Big data Expert, It security specialist, Blockchain expert, Network system engineer, sono questi i ‘nuovi’ professionisti che, secondo l’head hunter Carola Adami, sono attualmente i più ricercati dalle aziende italiane: «Si tratta perlopiù di professionalità appena nate, che le imprese italiane, per ora, faticano a individuare».

Ma, come anticipato, non si tratta solo della selezione di nuovo personale: i cacciatori di teste non possono risolvere, da soli, la sfida che si pone alle aziende italiane. Serve infatti molta formazione interna, anche se, come svela lo studio Mercer, solo il 46% degli HRD è convinto di poter affrontare in modo efficace la riqualificazione delle competenze dei dipendenti già inseriti in azienda.

Eppure la riqualificazione delle risorse è essenziale, sia per le imprese che per gli stessi dipendenti.

Se infatti più del 70% dei top manager italiani è convinto che, entro cinque anni, un ruolo su cinque all’interno della propria azienda cesserà di esistere, prepararsi al cambiamento attraverso corsi di formazione ad hoc è indispensabile.

Come ha sottolineato Silvia Vanini, Partner Deputy Career Leader Mercer Italia «in Italia la sfida per il capitale umano portata dall’industria 4.0 si incontra con le peculiarità del business model, caratterizzato da componenti ad elevata artigianalità, e del tessuto produttivo nazionale. A nostro parere, come per altri momenti di discontinuità, è proprio in queste fasi iniziali che si sta tracciando uno spartiacque tra le realtà più proattive e le altre, laddove solo le prime si stanno attrezzando per gli impatti organizzativi del cambiamento».

Tutto questo accade mentre i dipendenti, spinti soprattutto dai cosiddetti Millennials, sono alla ricerca di maggiore flessibilità, e quindi di maggiore controllo della propria vita, anche a livello professionale.

**Materiale fornito:**
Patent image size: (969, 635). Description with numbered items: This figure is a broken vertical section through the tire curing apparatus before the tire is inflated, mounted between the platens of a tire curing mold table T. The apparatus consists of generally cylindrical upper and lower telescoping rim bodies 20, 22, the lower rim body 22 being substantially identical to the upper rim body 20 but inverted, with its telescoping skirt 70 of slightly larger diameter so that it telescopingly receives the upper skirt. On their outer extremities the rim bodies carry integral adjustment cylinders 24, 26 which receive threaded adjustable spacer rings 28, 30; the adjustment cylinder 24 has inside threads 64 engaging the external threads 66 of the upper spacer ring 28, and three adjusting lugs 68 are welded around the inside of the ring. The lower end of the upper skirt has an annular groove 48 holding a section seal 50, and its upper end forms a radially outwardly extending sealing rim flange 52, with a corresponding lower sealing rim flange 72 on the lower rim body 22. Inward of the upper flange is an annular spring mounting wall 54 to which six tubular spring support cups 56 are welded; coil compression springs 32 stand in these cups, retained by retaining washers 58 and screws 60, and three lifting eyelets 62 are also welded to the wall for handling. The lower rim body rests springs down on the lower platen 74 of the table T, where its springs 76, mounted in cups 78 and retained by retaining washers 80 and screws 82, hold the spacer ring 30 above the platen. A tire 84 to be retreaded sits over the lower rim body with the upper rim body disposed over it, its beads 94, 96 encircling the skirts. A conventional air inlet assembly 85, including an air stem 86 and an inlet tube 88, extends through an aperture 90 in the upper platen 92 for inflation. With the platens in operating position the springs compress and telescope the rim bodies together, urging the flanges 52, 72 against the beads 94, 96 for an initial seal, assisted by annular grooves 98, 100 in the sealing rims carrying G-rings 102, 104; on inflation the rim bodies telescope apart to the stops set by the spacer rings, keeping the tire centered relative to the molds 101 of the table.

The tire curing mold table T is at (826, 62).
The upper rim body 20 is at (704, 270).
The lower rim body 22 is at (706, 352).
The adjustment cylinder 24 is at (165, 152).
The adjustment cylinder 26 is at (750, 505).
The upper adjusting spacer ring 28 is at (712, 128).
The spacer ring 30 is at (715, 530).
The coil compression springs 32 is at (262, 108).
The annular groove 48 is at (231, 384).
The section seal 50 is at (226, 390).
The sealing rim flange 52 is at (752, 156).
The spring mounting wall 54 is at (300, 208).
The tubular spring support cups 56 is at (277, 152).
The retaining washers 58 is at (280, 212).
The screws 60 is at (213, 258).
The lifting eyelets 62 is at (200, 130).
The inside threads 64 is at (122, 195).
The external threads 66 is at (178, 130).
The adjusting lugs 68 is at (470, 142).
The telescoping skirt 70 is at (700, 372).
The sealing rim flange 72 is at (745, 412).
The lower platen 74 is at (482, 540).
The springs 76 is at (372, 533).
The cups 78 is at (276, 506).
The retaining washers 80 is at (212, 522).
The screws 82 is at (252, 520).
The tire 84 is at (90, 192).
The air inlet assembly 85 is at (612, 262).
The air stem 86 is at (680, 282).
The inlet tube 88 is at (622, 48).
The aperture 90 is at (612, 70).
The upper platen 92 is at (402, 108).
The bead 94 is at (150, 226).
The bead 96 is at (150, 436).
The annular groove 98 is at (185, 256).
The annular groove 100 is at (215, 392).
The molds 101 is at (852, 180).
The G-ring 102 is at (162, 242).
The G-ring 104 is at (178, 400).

**Obiettivo 1:**
In base al segmento del documento sulle nuove professionalità richieste dalle aziende italiane, rispondi alle domande seguenti.
(a) Secondo lo studio Mercer, quale percentuale degli HRD è convinta di poter affrontare in modo efficace la riqualificazione delle competenze dei dipendenti?
(b) Entro quanti anni più del 70% dei top manager italiani prevede che un ruolo su cinque nella propria azienda cesserà di esistere?
(c) Da chi sono spinti soprattutto i dipendenti che cercano maggiore flessibilità?
**Obiettivo 2:**
Prosegui il segmento del documento sulle nuove professionalità richieste dalle aziende italiane, scrivendo il seguito dopo la sua ultima frase.

**Risposta finale 1:**
(a) Il 46% degli HRD.
(b) Entro cinque anni.
(c) Dai cosiddetti Millennials.

**Risposta finale 2:**
«Le nuove tecnologie stanno avendo un impatto importante anche sulla concezione stessa del capitale umano» spiega Carola Adami, Ceo e founder della società di ricerca e selezione di personale di Milano Adami & Associati, aggiungendo che «da una parte le imprese sono portate a cercare nuovi talenti in grado di portare concretamente l’innovazione in azienda mentre dall’altra le medesime realtà stanno iniziando a capire che il cambiamento d’ora in avanti sarà continuo, e che quindi l’immissione di nuove risorse è solo il primo passo per dare forma al futuro del proprio business».

«I Millenials, in linea generale, sono caratterizzati da un approccio disincantato al lavoro, riconoscendo una maggiore importanza alla vita privata rispetto a quella professionale» ha spiegato Adami «inoltre, per necessità o per scelta, sono inclini al Jop Hopping: si stima infatti che i Millenials trentenni abbiano cambiato in media il triplo delle aziende rispetto ai Baby boomers».

La richiesta di maggiore flessibilità è del resto generalizzata, tanto che il 96% dei top manager è convinto che offrire ai propri dipendenti una maggiore flessibilità sia una parte essenziale della value proposition aziendale. E certo non sbagliano nel cercare di offrire qualcosa in più ai loro talenti, soprattutto leggendo il dato per il quale il 34% dei dipendenti intervistati, pur essendo soddisfatti del proprio lavoro, manifestano comunque la volontà di lasciare l’azienda attuale, non percependo reali opportunità di carriera interna.